_WHAT TO PRODUCE_
Copy each line below in which the string "vendredi" occurs.

_DATA PROVIDED_

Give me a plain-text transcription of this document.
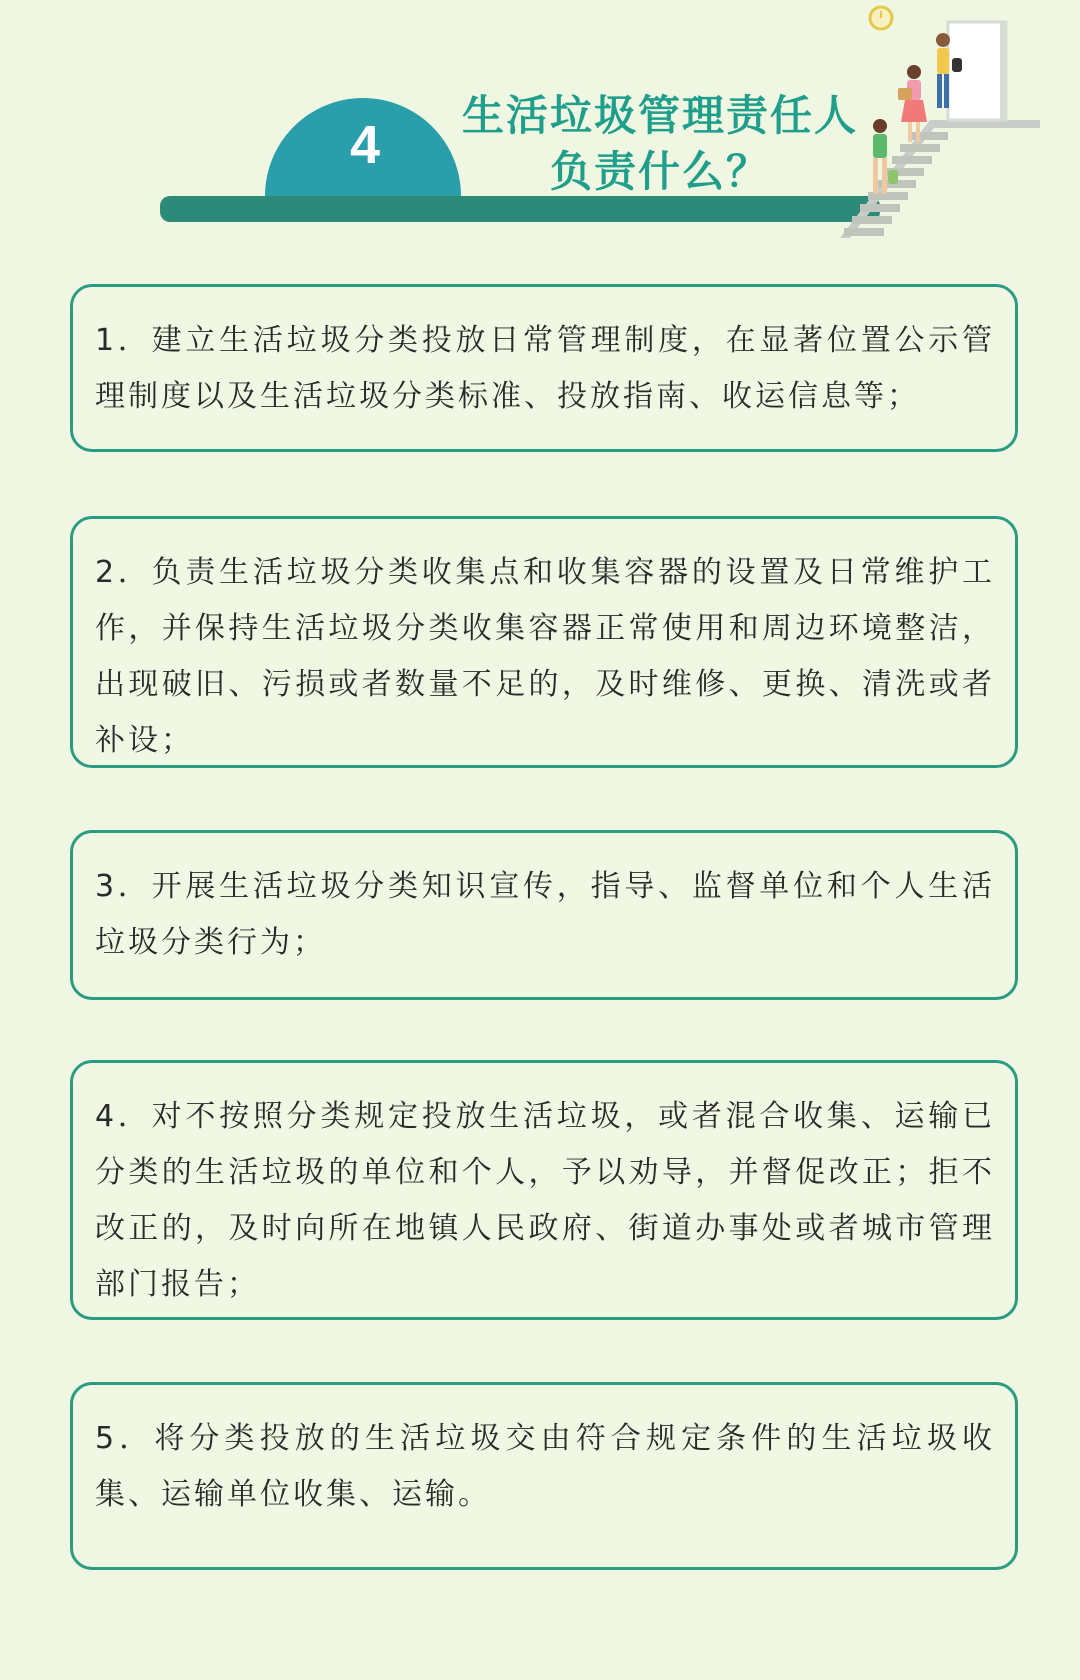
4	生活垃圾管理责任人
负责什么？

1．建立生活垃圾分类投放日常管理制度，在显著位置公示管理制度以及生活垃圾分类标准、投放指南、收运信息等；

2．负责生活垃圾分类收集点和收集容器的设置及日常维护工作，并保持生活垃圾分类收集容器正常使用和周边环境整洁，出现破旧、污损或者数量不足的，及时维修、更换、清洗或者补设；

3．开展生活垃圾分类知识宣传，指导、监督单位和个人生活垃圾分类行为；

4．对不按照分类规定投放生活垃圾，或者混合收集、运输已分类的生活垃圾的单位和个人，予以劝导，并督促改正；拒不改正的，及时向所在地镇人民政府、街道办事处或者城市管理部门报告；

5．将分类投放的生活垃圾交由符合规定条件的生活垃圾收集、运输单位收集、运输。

--

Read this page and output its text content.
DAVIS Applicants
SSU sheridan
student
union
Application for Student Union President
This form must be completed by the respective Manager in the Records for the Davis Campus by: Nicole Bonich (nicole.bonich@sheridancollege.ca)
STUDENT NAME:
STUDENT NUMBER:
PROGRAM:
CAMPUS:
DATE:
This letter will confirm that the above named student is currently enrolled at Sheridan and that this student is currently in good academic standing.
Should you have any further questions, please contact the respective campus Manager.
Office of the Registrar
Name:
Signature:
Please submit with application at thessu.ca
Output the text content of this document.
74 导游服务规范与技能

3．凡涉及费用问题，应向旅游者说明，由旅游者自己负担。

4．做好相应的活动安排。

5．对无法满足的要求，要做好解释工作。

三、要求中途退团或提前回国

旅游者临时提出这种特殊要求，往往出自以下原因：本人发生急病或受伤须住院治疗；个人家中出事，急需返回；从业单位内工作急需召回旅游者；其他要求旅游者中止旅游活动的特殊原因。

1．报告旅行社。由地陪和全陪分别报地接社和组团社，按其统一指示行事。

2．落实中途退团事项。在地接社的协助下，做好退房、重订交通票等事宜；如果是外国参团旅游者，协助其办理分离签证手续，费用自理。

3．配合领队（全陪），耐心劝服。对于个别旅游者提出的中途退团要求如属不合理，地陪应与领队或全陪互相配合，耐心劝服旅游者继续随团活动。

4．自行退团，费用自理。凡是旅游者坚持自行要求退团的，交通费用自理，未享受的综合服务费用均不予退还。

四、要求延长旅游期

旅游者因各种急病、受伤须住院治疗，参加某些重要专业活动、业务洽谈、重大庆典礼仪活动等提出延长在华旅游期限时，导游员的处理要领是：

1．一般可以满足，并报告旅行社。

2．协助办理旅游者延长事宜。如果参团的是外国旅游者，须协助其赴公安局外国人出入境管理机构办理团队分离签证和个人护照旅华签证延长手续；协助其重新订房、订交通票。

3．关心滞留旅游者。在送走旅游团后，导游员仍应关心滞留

==

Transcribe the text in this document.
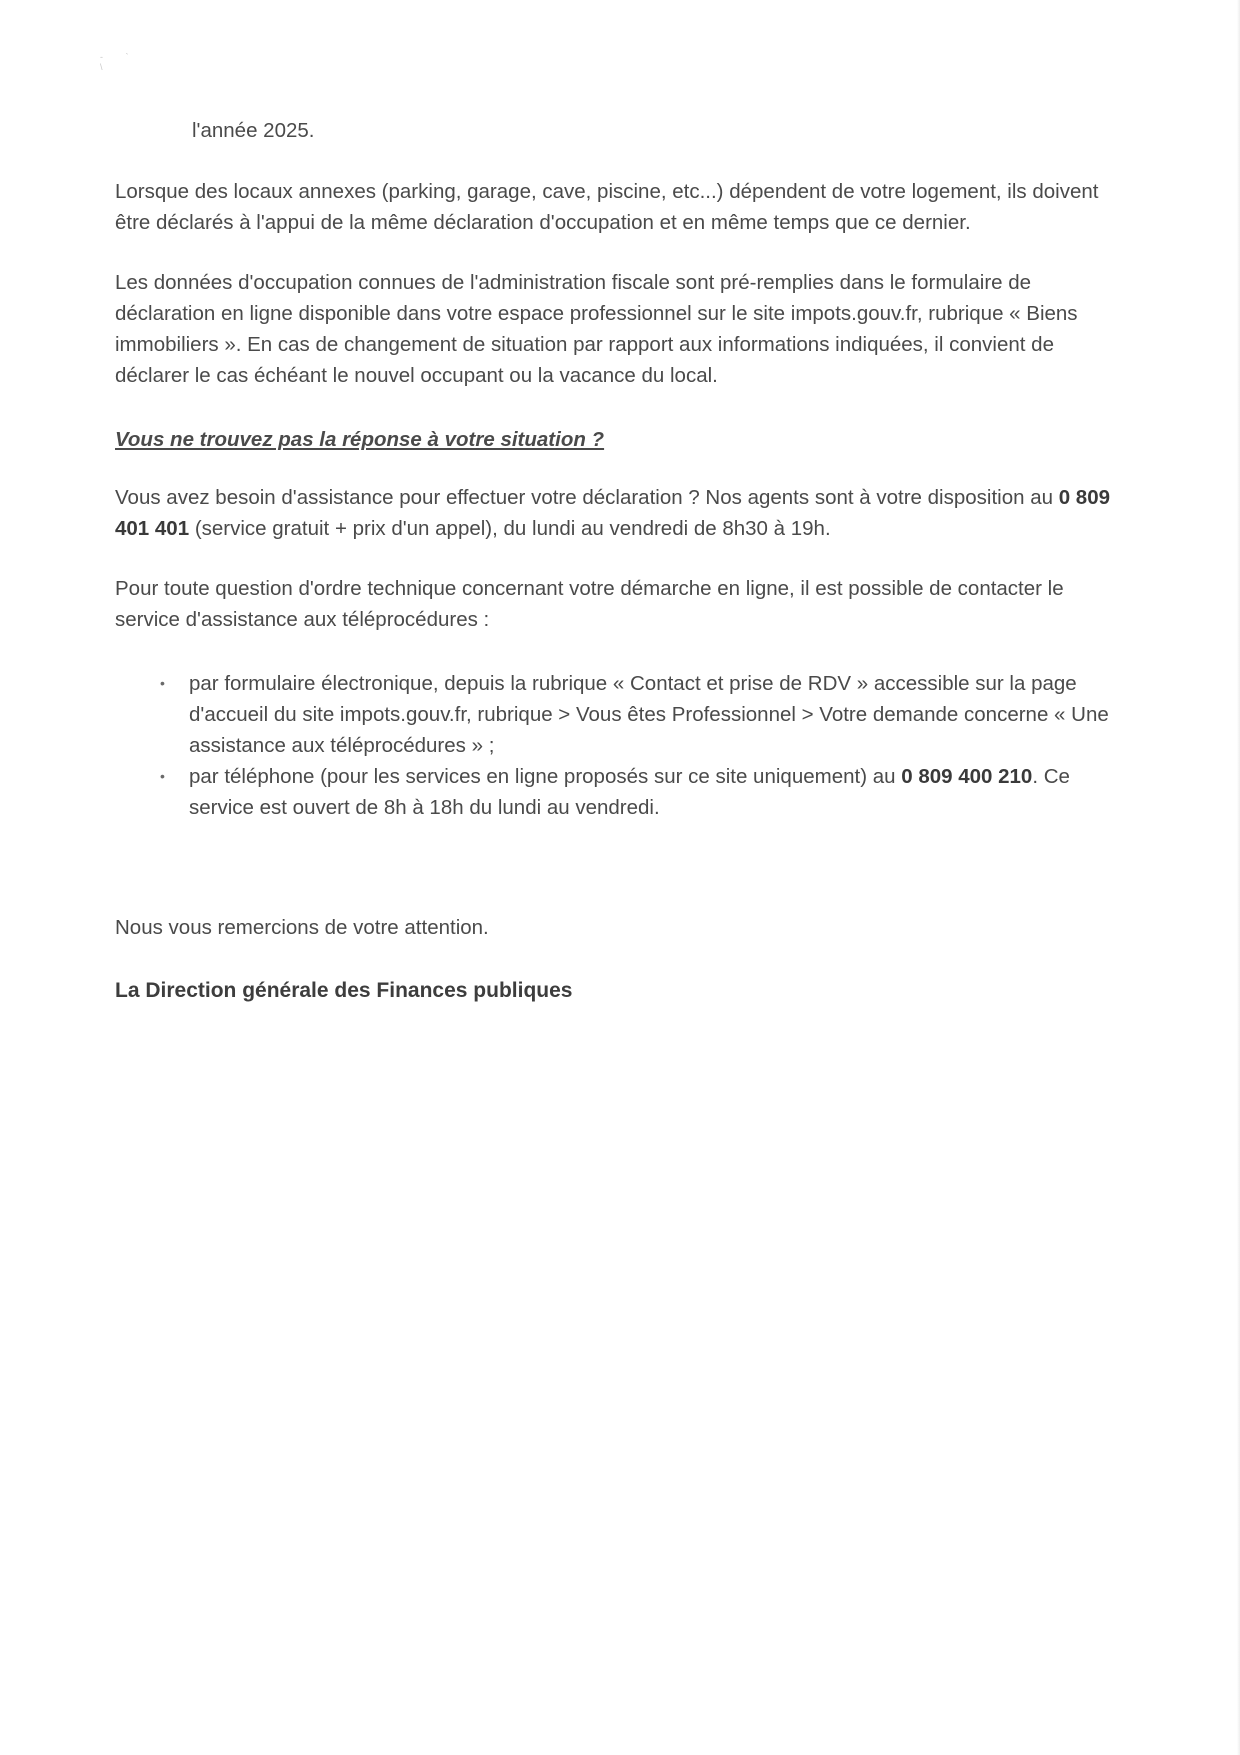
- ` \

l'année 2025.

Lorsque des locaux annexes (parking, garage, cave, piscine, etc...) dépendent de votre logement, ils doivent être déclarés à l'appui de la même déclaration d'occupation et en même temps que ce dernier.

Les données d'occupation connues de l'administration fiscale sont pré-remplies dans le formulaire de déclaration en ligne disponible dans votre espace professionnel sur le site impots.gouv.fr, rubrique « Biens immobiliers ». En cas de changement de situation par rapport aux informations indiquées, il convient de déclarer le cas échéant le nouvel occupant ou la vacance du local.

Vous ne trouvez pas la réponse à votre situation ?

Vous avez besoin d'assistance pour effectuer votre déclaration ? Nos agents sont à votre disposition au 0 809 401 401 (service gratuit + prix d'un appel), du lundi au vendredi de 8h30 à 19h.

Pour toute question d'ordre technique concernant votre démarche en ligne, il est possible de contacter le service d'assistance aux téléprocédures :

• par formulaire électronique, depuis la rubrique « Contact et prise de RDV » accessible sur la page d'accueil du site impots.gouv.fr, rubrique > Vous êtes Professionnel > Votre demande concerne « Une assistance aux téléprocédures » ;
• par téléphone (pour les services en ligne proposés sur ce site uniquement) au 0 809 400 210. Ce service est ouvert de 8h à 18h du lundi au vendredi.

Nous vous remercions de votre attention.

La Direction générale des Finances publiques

_SOLUTION TO THIS TASK_
Vous avez besoin d'assistance pour effectuer votre déclaration ? Nos agents sont à votre disposition au 0 809 401 401 (service gratuit + prix d'un appel), du lundi au vendredi de 8h30 à 19h.
• par téléphone (pour les services en ligne proposés sur ce site uniquement) au 0 809 400 210. Ce service est ouvert de 8h à 18h du lundi au vendredi.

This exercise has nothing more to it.